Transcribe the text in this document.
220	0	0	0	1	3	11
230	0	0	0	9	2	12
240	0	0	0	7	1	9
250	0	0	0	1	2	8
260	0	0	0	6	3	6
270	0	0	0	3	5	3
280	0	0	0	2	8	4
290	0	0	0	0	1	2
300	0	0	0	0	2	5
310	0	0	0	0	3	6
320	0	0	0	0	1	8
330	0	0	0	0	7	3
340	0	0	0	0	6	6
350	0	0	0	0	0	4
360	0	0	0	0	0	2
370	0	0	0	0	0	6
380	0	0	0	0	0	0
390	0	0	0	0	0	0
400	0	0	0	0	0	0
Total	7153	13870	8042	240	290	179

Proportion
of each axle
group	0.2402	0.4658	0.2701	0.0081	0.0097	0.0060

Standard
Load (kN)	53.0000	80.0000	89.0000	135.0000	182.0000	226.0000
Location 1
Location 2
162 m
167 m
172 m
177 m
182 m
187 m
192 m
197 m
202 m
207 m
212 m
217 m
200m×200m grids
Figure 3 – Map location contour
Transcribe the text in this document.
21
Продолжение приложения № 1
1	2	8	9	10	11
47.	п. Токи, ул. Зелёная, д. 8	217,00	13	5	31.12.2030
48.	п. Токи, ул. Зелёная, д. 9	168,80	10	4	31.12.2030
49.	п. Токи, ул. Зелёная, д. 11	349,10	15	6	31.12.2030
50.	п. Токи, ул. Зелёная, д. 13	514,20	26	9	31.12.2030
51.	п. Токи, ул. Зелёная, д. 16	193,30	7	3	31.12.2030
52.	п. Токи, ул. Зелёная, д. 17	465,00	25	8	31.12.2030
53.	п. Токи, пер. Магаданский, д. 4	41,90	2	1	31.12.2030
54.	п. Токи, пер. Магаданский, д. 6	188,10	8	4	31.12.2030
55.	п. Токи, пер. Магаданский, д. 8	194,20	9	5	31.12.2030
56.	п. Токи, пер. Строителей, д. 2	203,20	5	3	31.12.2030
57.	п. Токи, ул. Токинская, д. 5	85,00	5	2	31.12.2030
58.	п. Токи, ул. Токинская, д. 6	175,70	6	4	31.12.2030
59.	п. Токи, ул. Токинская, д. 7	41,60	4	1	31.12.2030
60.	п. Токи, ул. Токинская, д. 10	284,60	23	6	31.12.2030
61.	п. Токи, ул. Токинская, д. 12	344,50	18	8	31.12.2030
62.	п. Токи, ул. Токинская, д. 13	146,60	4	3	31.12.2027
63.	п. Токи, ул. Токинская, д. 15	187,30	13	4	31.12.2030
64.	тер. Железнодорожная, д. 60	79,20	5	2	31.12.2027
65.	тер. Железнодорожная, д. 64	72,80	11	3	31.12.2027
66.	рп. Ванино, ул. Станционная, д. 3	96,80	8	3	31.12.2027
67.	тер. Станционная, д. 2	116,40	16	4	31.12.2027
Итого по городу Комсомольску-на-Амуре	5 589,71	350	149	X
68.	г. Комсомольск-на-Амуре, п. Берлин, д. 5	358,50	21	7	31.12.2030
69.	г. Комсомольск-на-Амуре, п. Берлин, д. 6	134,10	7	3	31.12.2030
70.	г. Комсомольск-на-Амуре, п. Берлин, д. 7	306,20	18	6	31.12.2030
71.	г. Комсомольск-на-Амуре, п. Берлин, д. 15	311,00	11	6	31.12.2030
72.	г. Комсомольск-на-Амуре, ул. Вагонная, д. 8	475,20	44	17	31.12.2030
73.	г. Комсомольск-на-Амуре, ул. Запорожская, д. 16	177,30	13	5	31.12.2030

================

▶ **Task description**
The records above must be repeated exactly, every one of them.

▶ **Solved problem**
Transcribe the text in this document.
220	0	0	0	1	3	11
230	0	0	0	9	2	12
240	0	0	0	7	1	9
250	0	0	0	1	2	8
260	0	0	0	6	3	6
270	0	0	0	3	5	3
280	0	0	0	2	8	4
290	0	0	0	0	1	2
300	0	0	0	0	2	5
310	0	0	0	0	3	6
320	0	0	0	0	1	8
330	0	0	0	0	7	3
340	0	0	0	0	6	6
350	0	0	0	0	0	4
360	0	0	0	0	0	2
370	0	0	0	0	0	6
380	0	0	0	0	0	0
390	0	0	0	0	0	0
400	0	0	0	0	0	0
Total	7153	13870	8042	240	290	179

Proportion
of each axle
group	0.2402	0.4658	0.2701	0.0081	0.0097	0.0060

Standard
Load (kN)	53.0000	80.0000	89.0000	135.0000	182.0000	226.0000
Location 1
Location 2
162 m
167 m
172 m
177 m
182 m
187 m
192 m
197 m
202 m
207 m
212 m
217 m
200m×200m grids
Figure 3 – Map location contour
Transcribe the text in this document.
21
Продолжение приложения № 1
1	2	8	9	10	11
47.	п. Токи, ул. Зелёная, д. 8	217,00	13	5	31.12.2030
48.	п. Токи, ул. Зелёная, д. 9	168,80	10	4	31.12.2030
49.	п. Токи, ул. Зелёная, д. 11	349,10	15	6	31.12.2030
50.	п. Токи, ул. Зелёная, д. 13	514,20	26	9	31.12.2030
51.	п. Токи, ул. Зелёная, д. 16	193,30	7	3	31.12.2030
52.	п. Токи, ул. Зелёная, д. 17	465,00	25	8	31.12.2030
53.	п. Токи, пер. Магаданский, д. 4	41,90	2	1	31.12.2030
54.	п. Токи, пер. Магаданский, д. 6	188,10	8	4	31.12.2030
55.	п. Токи, пер. Магаданский, д. 8	194,20	9	5	31.12.2030
56.	п. Токи, пер. Строителей, д. 2	203,20	5	3	31.12.2030
57.	п. Токи, ул. Токинская, д. 5	85,00	5	2	31.12.2030
58.	п. Токи, ул. Токинская, д. 6	175,70	6	4	31.12.2030
59.	п. Токи, ул. Токинская, д. 7	41,60	4	1	31.12.2030
60.	п. Токи, ул. Токинская, д. 10	284,60	23	6	31.12.2030
61.	п. Токи, ул. Токинская, д. 12	344,50	18	8	31.12.2030
62.	п. Токи, ул. Токинская, д. 13	146,60	4	3	31.12.2027
63.	п. Токи, ул. Токинская, д. 15	187,30	13	4	31.12.2030
64.	тер. Железнодорожная, д. 60	79,20	5	2	31.12.2027
65.	тер. Железнодорожная, д. 64	72,80	11	3	31.12.2027
66.	рп. Ванино, ул. Станционная, д. 3	96,80	8	3	31.12.2027
67.	тер. Станционная, д. 2	116,40	16	4	31.12.2027
Итого по городу Комсомольску-на-Амуре	5 589,71	350	149	X
68.	г. Комсомольск-на-Амуре, п. Берлин, д. 5	358,50	21	7	31.12.2030
69.	г. Комсомольск-на-Амуре, п. Берлин, д. 6	134,10	7	3	31.12.2030
70.	г. Комсомольск-на-Амуре, п. Берлин, д. 7	306,20	18	6	31.12.2030
71.	г. Комсомольск-на-Амуре, п. Берлин, д. 15	311,00	11	6	31.12.2030
72.	г. Комсомольск-на-Амуре, ул. Вагонная, д. 8	475,20	44	17	31.12.2030
73.	г. Комсомольск-на-Амуре, ул. Запорожская, д. 16	177,30	13	5	31.12.2030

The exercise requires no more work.